Gather from the material every line that contains the string "JSON".

Begin

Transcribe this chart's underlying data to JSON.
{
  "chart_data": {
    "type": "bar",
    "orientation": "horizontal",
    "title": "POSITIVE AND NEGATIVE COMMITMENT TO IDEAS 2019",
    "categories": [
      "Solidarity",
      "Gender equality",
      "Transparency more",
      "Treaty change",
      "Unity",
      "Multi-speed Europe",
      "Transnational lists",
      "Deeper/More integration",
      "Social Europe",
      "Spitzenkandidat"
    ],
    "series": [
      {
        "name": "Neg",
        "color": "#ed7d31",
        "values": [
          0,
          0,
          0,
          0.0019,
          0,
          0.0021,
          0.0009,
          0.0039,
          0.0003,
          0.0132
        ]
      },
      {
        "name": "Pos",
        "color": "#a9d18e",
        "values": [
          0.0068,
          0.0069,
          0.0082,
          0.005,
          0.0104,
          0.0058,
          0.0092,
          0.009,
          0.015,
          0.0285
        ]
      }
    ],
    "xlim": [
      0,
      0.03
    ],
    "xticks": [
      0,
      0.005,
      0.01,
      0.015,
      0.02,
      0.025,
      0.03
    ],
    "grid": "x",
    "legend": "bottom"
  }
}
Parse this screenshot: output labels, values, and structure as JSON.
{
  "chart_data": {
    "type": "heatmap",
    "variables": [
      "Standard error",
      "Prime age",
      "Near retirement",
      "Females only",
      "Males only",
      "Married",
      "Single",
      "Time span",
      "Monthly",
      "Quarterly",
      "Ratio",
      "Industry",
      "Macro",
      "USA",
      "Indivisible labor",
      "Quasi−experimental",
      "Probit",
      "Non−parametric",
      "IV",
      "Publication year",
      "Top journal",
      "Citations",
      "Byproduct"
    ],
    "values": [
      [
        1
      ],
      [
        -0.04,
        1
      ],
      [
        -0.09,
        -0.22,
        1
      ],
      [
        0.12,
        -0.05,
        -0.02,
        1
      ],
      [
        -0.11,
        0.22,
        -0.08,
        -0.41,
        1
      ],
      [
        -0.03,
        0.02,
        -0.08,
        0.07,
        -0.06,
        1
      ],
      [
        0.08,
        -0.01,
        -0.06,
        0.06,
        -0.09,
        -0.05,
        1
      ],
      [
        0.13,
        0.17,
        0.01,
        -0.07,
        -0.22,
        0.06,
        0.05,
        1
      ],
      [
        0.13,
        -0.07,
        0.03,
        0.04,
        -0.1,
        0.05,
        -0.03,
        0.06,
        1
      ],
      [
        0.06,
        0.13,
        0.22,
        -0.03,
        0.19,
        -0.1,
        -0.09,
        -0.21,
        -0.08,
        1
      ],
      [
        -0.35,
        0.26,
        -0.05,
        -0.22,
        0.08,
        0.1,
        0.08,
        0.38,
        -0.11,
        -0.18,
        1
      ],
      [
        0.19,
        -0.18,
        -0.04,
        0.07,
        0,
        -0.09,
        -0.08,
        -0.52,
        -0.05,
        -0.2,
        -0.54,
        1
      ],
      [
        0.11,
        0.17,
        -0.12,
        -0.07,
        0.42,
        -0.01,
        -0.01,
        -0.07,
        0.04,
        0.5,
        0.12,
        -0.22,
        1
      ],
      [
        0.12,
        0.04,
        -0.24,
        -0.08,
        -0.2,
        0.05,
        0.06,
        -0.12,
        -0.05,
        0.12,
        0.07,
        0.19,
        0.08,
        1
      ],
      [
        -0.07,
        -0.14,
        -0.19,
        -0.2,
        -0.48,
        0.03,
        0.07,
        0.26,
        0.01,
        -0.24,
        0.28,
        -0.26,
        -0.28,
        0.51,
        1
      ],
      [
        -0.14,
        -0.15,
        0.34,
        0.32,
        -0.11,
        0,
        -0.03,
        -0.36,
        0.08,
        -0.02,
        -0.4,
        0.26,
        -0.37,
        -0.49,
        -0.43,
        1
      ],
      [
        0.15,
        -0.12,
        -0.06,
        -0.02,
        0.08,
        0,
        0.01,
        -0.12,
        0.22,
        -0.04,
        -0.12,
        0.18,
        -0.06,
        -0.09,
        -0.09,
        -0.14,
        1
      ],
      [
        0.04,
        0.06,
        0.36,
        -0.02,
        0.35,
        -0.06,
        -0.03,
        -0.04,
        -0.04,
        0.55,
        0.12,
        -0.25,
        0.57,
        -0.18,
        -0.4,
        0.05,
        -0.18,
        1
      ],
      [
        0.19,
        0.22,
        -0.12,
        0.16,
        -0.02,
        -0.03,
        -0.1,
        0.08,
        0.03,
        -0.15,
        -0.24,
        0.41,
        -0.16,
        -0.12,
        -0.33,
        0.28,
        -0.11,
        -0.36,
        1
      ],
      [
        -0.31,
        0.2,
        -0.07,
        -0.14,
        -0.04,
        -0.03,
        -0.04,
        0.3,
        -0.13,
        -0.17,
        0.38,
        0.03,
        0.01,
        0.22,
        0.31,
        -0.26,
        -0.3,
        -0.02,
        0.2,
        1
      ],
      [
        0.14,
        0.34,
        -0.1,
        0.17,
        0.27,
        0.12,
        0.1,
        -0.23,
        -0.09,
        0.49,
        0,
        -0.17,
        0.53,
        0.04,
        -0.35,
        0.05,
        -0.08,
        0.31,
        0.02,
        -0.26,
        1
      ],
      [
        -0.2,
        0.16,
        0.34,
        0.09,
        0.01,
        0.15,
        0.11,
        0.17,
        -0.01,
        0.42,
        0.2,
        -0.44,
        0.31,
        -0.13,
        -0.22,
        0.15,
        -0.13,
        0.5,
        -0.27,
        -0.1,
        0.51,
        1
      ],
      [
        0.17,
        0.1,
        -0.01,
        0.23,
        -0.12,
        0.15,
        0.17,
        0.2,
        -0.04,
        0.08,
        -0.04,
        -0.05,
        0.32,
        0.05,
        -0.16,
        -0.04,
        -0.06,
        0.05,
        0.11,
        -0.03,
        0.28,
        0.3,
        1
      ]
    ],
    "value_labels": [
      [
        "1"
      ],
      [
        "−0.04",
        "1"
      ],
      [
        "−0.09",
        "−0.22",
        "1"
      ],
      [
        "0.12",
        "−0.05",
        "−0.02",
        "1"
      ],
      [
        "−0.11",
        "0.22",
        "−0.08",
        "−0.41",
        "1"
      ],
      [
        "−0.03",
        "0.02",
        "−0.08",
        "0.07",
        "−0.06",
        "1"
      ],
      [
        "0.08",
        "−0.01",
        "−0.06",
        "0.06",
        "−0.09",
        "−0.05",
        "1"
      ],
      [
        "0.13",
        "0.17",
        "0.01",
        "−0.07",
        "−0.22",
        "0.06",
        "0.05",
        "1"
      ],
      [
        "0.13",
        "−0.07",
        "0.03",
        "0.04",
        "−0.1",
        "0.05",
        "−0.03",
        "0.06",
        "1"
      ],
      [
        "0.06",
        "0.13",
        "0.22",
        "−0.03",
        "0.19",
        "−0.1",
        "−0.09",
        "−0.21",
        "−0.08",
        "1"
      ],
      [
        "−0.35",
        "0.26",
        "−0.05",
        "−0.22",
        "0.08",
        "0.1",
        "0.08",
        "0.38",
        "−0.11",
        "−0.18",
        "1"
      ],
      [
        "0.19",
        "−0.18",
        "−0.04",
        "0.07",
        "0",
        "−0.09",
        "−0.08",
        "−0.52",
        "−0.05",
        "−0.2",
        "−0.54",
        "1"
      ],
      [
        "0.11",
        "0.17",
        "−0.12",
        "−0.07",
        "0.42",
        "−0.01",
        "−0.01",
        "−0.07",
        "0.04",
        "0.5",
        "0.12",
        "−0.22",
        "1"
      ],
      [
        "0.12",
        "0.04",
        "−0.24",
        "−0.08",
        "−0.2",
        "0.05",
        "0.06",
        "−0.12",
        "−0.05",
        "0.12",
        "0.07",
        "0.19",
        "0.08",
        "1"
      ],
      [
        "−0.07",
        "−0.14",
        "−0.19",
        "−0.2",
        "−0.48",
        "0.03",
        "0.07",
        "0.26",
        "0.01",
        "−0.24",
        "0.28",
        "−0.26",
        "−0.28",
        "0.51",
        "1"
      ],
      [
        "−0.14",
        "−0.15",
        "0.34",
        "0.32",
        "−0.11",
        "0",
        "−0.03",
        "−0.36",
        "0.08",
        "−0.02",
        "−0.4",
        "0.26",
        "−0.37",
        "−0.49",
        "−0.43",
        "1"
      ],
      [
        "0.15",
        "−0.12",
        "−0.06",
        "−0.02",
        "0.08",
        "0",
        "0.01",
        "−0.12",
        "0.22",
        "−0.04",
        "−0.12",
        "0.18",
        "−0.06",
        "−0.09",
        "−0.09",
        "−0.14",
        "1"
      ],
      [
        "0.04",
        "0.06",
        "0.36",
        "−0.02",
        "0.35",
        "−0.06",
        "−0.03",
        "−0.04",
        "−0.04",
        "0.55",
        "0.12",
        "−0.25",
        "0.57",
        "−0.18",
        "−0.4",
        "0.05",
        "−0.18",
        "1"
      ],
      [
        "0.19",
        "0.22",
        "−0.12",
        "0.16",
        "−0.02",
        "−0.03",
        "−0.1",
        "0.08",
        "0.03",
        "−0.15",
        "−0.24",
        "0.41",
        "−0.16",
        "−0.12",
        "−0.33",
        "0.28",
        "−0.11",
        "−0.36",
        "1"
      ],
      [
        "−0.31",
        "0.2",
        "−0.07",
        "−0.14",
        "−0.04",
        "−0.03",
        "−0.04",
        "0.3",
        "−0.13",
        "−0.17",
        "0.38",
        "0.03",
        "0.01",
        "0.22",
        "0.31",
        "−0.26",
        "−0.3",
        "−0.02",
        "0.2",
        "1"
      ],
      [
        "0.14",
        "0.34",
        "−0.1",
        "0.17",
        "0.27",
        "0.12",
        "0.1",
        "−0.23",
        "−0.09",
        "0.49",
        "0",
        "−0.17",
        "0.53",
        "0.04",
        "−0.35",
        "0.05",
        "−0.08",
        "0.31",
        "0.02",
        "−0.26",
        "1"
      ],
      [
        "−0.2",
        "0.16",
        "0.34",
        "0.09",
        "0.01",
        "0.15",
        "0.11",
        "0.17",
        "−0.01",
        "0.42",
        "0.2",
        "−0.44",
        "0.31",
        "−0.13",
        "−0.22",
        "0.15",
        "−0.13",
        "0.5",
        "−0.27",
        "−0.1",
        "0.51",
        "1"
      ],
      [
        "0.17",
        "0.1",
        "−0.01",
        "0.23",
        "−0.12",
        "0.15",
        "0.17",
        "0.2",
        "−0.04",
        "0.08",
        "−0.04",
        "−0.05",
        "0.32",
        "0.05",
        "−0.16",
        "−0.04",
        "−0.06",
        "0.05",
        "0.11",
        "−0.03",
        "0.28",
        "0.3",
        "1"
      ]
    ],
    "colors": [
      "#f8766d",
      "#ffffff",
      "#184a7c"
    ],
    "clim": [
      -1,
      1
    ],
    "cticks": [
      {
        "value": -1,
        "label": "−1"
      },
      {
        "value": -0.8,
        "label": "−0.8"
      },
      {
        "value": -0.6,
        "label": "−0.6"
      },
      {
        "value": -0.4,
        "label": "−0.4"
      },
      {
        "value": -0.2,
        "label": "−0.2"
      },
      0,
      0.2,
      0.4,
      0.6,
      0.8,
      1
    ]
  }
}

End

WRITTEN RESPONSE →
Transcribe this chart's underlying data to JSON.
Parse this screenshot: output labels, values, and structure as JSON.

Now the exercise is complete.